• **WHAT YOU WILL DO**:
The records should be written out in full, with nothing altered.

• **DATASET EXTRACT**:

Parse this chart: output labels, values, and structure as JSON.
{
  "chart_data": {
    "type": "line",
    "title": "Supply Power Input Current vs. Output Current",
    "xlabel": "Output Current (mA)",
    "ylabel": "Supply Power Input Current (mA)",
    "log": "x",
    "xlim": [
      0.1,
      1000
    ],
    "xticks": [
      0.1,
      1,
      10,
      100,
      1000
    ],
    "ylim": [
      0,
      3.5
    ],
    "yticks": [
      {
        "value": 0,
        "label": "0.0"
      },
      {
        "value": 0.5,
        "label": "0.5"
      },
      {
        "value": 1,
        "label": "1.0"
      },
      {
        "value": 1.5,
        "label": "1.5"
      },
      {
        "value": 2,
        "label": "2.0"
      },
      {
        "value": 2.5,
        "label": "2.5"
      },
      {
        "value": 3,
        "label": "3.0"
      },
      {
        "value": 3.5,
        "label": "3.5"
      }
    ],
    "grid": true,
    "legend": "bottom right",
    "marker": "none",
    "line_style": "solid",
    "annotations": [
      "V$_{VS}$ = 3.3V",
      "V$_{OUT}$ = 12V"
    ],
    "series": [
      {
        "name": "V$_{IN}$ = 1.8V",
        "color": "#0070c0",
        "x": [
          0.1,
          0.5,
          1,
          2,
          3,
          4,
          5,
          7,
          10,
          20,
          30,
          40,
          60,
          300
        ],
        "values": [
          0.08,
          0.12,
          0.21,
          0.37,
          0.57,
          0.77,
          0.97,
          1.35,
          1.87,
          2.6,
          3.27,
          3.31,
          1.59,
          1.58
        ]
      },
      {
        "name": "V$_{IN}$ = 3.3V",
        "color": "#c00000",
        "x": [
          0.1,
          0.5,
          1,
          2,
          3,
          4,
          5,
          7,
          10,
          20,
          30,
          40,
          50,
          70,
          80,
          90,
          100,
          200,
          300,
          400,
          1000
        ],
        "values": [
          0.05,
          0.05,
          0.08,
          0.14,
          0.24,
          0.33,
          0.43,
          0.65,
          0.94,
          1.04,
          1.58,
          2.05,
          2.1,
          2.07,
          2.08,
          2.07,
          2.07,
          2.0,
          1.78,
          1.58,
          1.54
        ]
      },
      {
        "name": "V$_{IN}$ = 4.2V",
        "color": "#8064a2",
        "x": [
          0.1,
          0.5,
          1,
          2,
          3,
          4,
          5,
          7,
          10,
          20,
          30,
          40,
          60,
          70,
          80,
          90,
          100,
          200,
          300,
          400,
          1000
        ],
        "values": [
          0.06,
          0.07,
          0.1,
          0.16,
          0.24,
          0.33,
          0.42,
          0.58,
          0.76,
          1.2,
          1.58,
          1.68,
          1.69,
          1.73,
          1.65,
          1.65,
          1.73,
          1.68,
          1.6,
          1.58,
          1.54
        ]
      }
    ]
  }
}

• **THE ANSWER**:
Parse this chart: output labels, values, and structure as JSON.
{
  "chart_data": {
    "type": "line",
    "title": "Supply Power Input Current vs. Output Current",
    "xlabel": "Output Current (mA)",
    "ylabel": "Supply Power Input Current (mA)",
    "log": "x",
    "xlim": [
      0.1,
      1000
    ],
    "xticks": [
      0.1,
      1,
      10,
      100,
      1000
    ],
    "ylim": [
      0,
      3.5
    ],
    "yticks": [
      {
        "value": 0,
        "label": "0.0"
      },
      {
        "value": 0.5,
        "label": "0.5"
      },
      {
        "value": 1,
        "label": "1.0"
      },
      {
        "value": 1.5,
        "label": "1.5"
      },
      {
        "value": 2,
        "label": "2.0"
      },
      {
        "value": 2.5,
        "label": "2.5"
      },
      {
        "value": 3,
        "label": "3.0"
      },
      {
        "value": 3.5,
        "label": "3.5"
      }
    ],
    "grid": true,
    "legend": "bottom right",
    "marker": "none",
    "line_style": "solid",
    "annotations": [
      "V$_{VS}$ = 3.3V",
      "V$_{OUT}$ = 12V"
    ],
    "series": [
      {
        "name": "V$_{IN}$ = 1.8V",
        "color": "#0070c0",
        "x": [
          0.1,
          0.5,
          1,
          2,
          3,
          4,
          5,
          7,
          10,
          20,
          30,
          40,
          60,
          300
        ],
        "values": [
          0.08,
          0.12,
          0.21,
          0.37,
          0.57,
          0.77,
          0.97,
          1.35,
          1.87,
          2.6,
          3.27,
          3.31,
          1.59,
          1.58
        ]
      },
      {
        "name": "V$_{IN}$ = 3.3V",
        "color": "#c00000",
        "x": [
          0.1,
          0.5,
          1,
          2,
          3,
          4,
          5,
          7,
          10,
          20,
          30,
          40,
          50,
          70,
          80,
          90,
          100,
          200,
          300,
          400,
          1000
        ],
        "values": [
          0.05,
          0.05,
          0.08,
          0.14,
          0.24,
          0.33,
          0.43,
          0.65,
          0.94,
          1.04,
          1.58,
          2.05,
          2.1,
          2.07,
          2.08,
          2.07,
          2.07,
          2.0,
          1.78,
          1.58,
          1.54
        ]
      },
      {
        "name": "V$_{IN}$ = 4.2V",
        "color": "#8064a2",
        "x": [
          0.1,
          0.5,
          1,
          2,
          3,
          4,
          5,
          7,
          10,
          20,
          30,
          40,
          60,
          70,
          80,
          90,
          100,
          200,
          300,
          400,
          1000
        ],
        "values": [
          0.06,
          0.07,
          0.1,
          0.16,
          0.24,
          0.33,
          0.42,
          0.58,
          0.76,
          1.2,
          1.58,
          1.68,
          1.69,
          1.73,
          1.65,
          1.65,
          1.73,
          1.68,
          1.6,
          1.58,
          1.54
        ]
      }
    ]
  }
}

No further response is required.